>>>
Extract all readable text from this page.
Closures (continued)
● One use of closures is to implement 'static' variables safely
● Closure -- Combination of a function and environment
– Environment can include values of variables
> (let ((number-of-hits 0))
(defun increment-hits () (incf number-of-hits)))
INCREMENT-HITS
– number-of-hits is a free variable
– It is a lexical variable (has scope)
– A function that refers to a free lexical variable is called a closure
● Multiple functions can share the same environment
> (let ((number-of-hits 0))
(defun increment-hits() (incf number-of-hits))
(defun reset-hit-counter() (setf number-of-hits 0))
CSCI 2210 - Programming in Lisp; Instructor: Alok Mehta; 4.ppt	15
<<<
• **What the task requires**
Transcribe the material exactly as it reads.

• **Final answer**
Extract all readable text from this page.
Closures (continued)
● One use of closures is to implement 'static' variables safely
● Closure -- Combination of a function and environment
– Environment can include values of variables
> (let ((number-of-hits 0))
(defun increment-hits () (incf number-of-hits)))
INCREMENT-HITS
– number-of-hits is a free variable
– It is a lexical variable (has scope)
– A function that refers to a free lexical variable is called a closure
● Multiple functions can share the same environment
> (let ((number-of-hits 0))
(defun increment-hits() (incf number-of-hits))
(defun reset-hit-counter() (setf number-of-hits 0))
CSCI 2210 - Programming in Lisp; Instructor: Alok Mehta; 4.ppt	15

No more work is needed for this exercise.